**EXERCISE OBJECTIVE**. Each record below is to be copied word for word, with pictures removed.

Data records:

══════════════════════════════

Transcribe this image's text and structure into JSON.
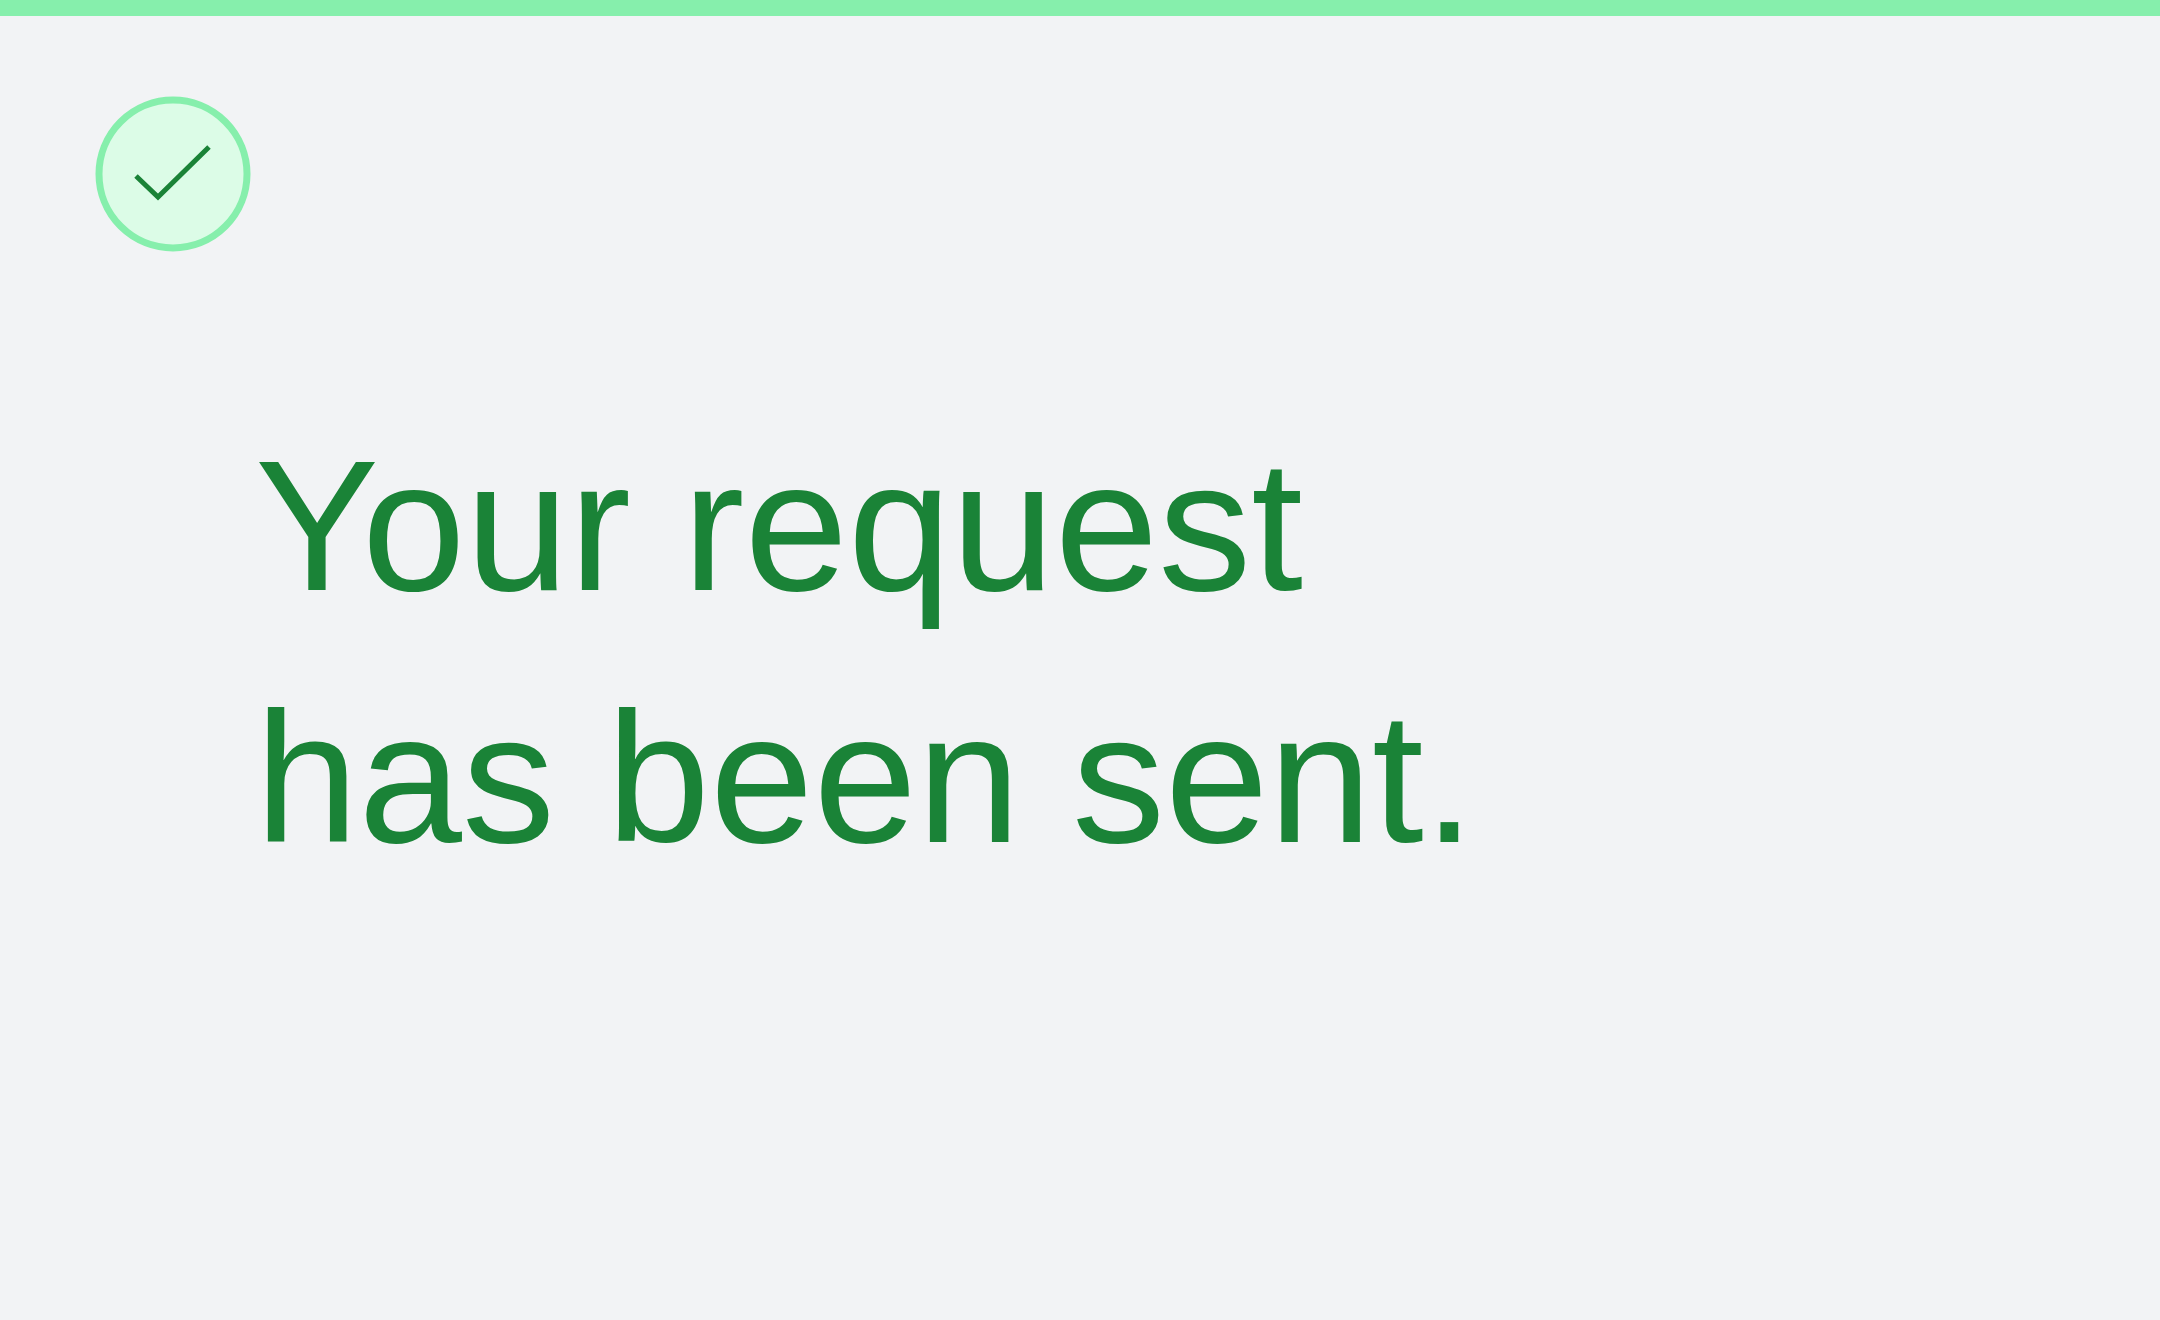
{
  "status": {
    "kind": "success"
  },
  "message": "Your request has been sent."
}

══════════════════════════════

**THE RESULT**.
Transcribe this image's text and structure into JSON.
{
  "status": {
    "kind": "success"
  },
  "message": "Your request has been sent."
}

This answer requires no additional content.